**Given request**
Exactly as written, please set down all of the entries again, with no pictures.

(Items from a figure collection)
-------------------------

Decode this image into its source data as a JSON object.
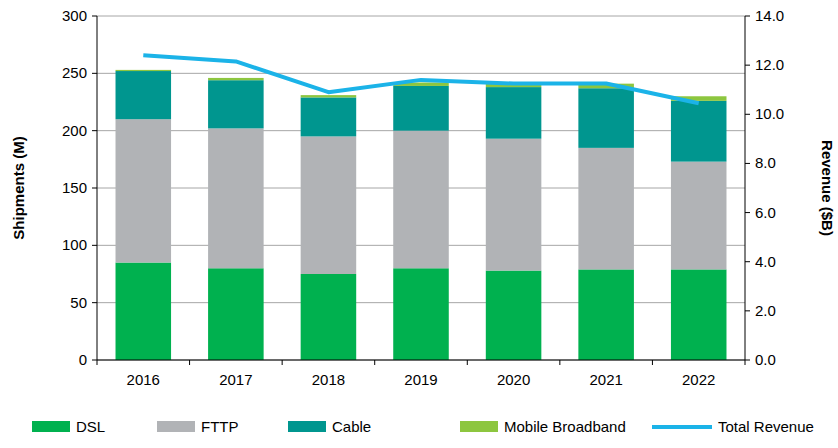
{
  "chart_data": {
    "type": "bar",
    "stacked": true,
    "grid": true,
    "legend": "bottom",
    "categories": [
      "2016",
      "2017",
      "2018",
      "2019",
      "2020",
      "2021",
      "2022"
    ],
    "y_label": "Shipments (M)",
    "y2_label": "Revenue ($B)",
    "ylim": [
      0,
      300
    ],
    "yticks": [
      0,
      50,
      100,
      150,
      200,
      250,
      300
    ],
    "y2lim": [
      0,
      14
    ],
    "y2ticks": [
      {
        "value": 0,
        "label": "0.0"
      },
      {
        "value": 2,
        "label": "2.0"
      },
      {
        "value": 4,
        "label": "4.0"
      },
      {
        "value": 6,
        "label": "6.0"
      },
      {
        "value": 8,
        "label": "8.0"
      },
      {
        "value": 10,
        "label": "10.0"
      },
      {
        "value": 12,
        "label": "12.0"
      },
      {
        "value": 14,
        "label": "14.0"
      }
    ],
    "series": [
      {
        "name": "DSL",
        "color": "#00b14f",
        "values": [
          85,
          80,
          75,
          80,
          78,
          79,
          79
        ]
      },
      {
        "name": "FTTP",
        "color": "#b1b3b6",
        "values": [
          125,
          122,
          120,
          120,
          115,
          106,
          94
        ]
      },
      {
        "name": "Cable",
        "color": "#00968f",
        "values": [
          42,
          42,
          34,
          39,
          45,
          52,
          53
        ]
      },
      {
        "name": "Mobile Broadband",
        "color": "#8dc63f",
        "values": [
          1,
          2,
          2,
          3,
          3,
          4,
          4
        ]
      },
      {
        "name": "Total Revenue",
        "color": "#1bb3e8",
        "type": "line",
        "axis": "y2",
        "values": [
          12.4,
          12.15,
          10.9,
          11.4,
          11.25,
          11.25,
          10.45
        ]
      }
    ]
  }
}
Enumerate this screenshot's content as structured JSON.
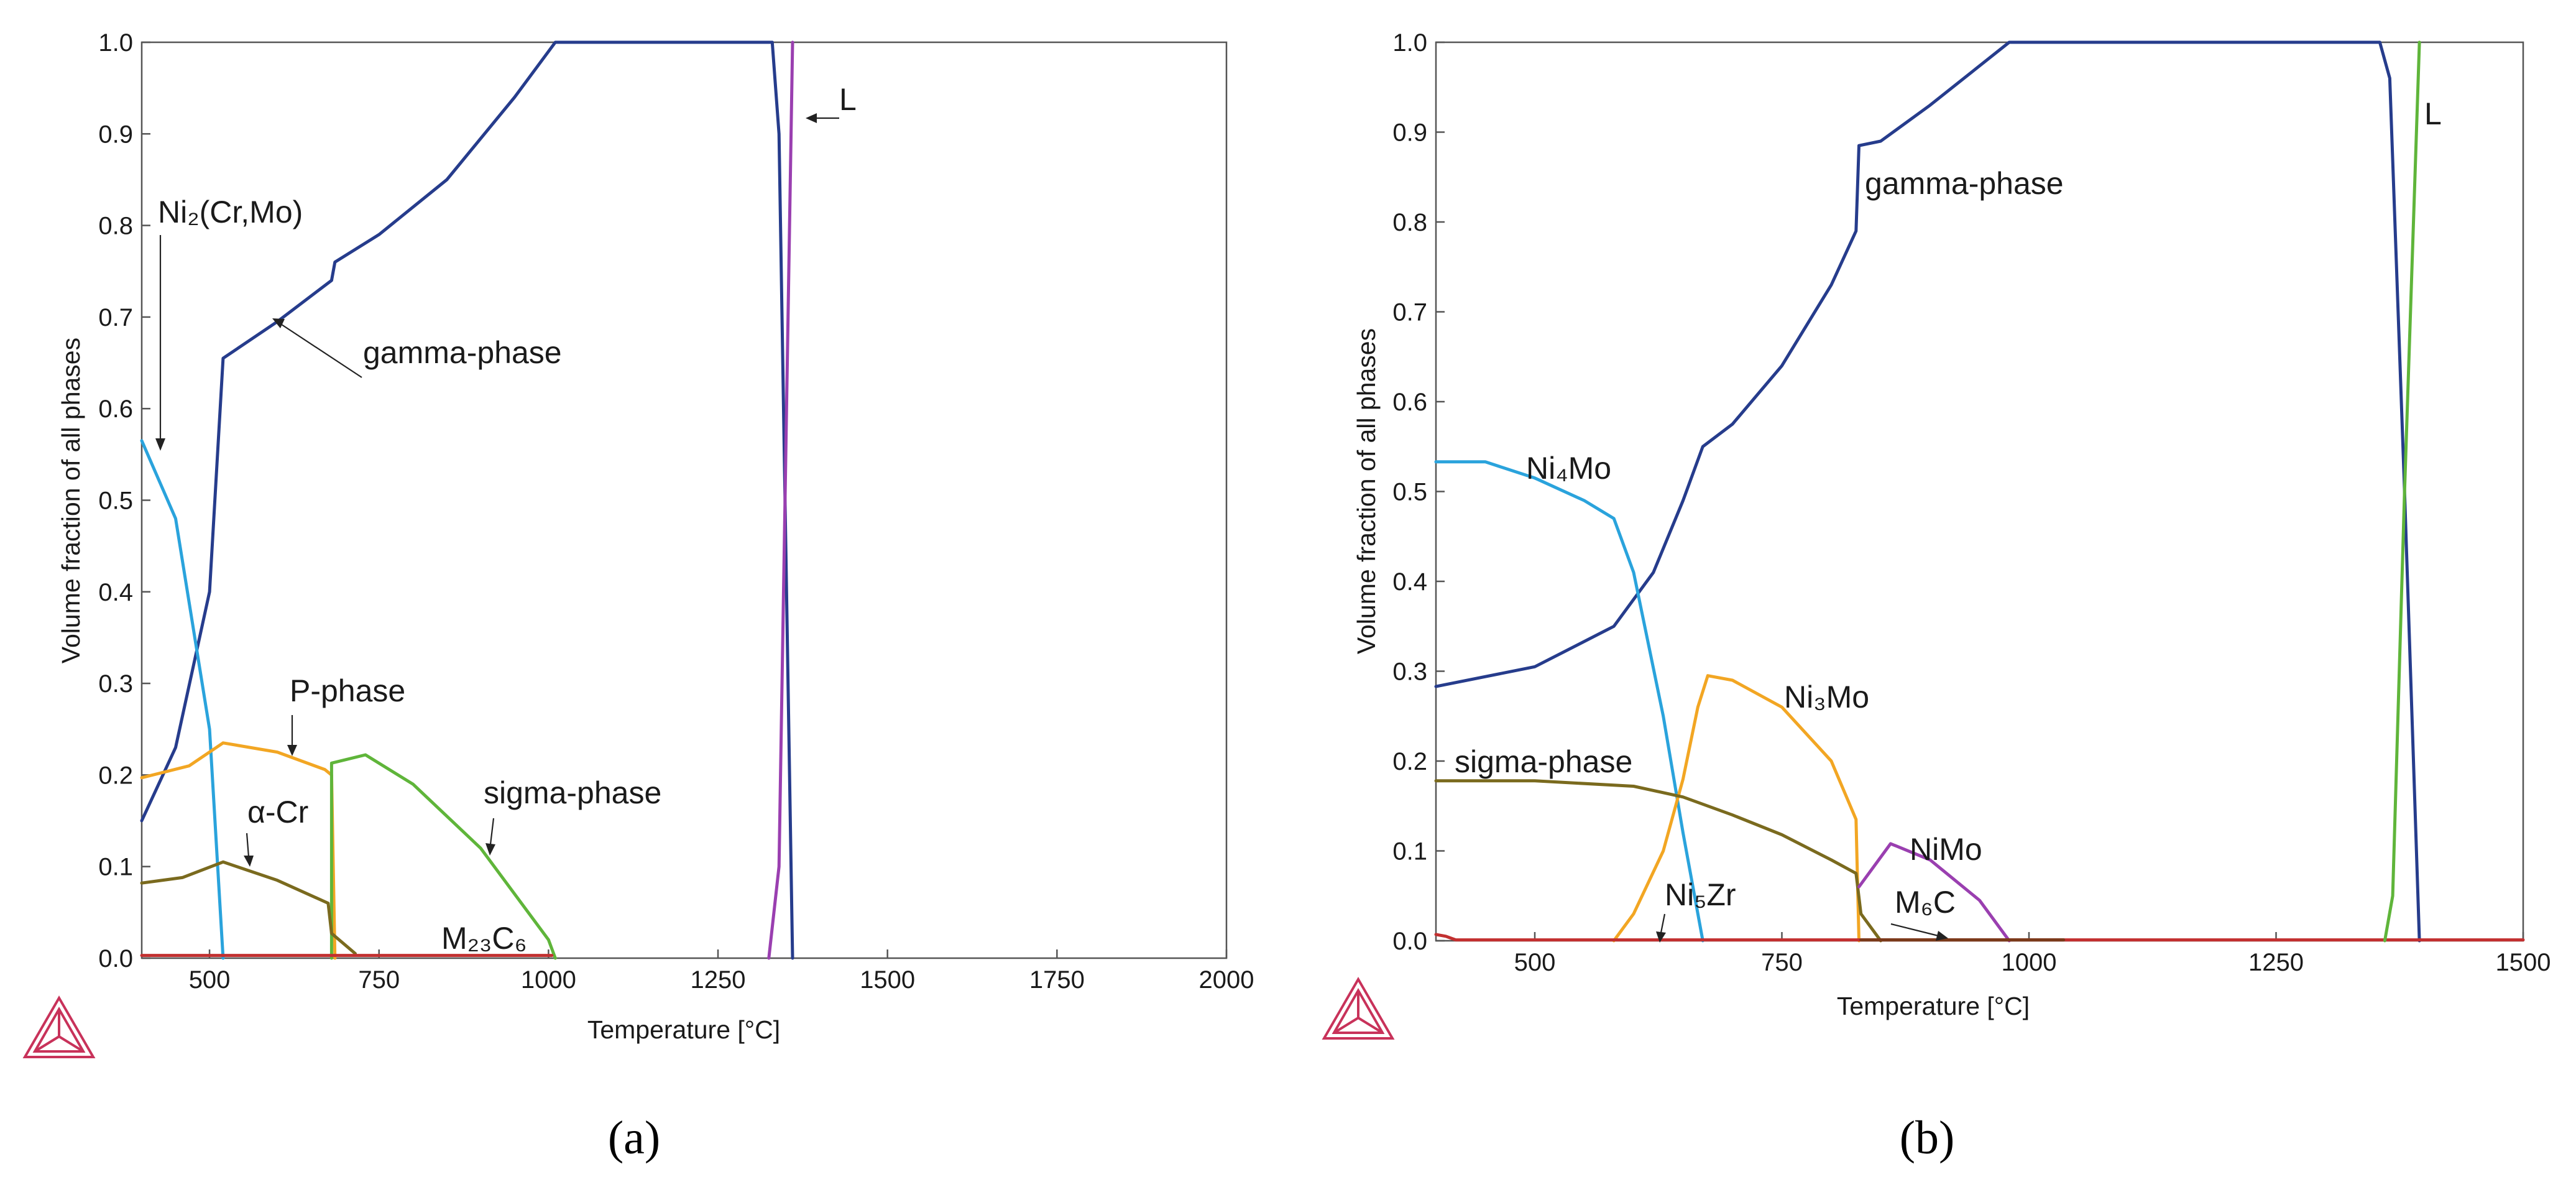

-------------------------

**Response to the task**
Decode this image into its source data as a JSON object.
{
  "chart_data": {
    "type": "bar",
    "stacked": true,
    "grid": true,
    "legend": "bottom",
    "categories": [
      "2016",
      "2017",
      "2018",
      "2019",
      "2020",
      "2021",
      "2022"
    ],
    "y_label": "Shipments (M)",
    "y2_label": "Revenue ($B)",
    "ylim": [
      0,
      300
    ],
    "yticks": [
      0,
      50,
      100,
      150,
      200,
      250,
      300
    ],
    "y2lim": [
      0,
      14
    ],
    "y2ticks": [
      {
        "value": 0,
        "label": "0.0"
      },
      {
        "value": 2,
        "label": "2.0"
      },
      {
        "value": 4,
        "label": "4.0"
      },
      {
        "value": 6,
        "label": "6.0"
      },
      {
        "value": 8,
        "label": "8.0"
      },
      {
        "value": 10,
        "label": "10.0"
      },
      {
        "value": 12,
        "label": "12.0"
      },
      {
        "value": 14,
        "label": "14.0"
      }
    ],
    "series": [
      {
        "name": "DSL",
        "color": "#00b14f",
        "values": [
          85,
          80,
          75,
          80,
          78,
          79,
          79
        ]
      },
      {
        "name": "FTTP",
        "color": "#b1b3b6",
        "values": [
          125,
          122,
          120,
          120,
          115,
          106,
          94
        ]
      },
      {
        "name": "Cable",
        "color": "#00968f",
        "values": [
          42,
          42,
          34,
          39,
          45,
          52,
          53
        ]
      },
      {
        "name": "Mobile Broadband",
        "color": "#8dc63f",
        "values": [
          1,
          2,
          2,
          3,
          3,
          4,
          4
        ]
      },
      {
        "name": "Total Revenue",
        "color": "#1bb3e8",
        "type": "line",
        "axis": "y2",
        "values": [
          12.4,
          12.15,
          10.9,
          11.4,
          11.25,
          11.25,
          10.45
        ]
      }
    ]
  }
}
Enumerate this screenshot's content as structured JSON.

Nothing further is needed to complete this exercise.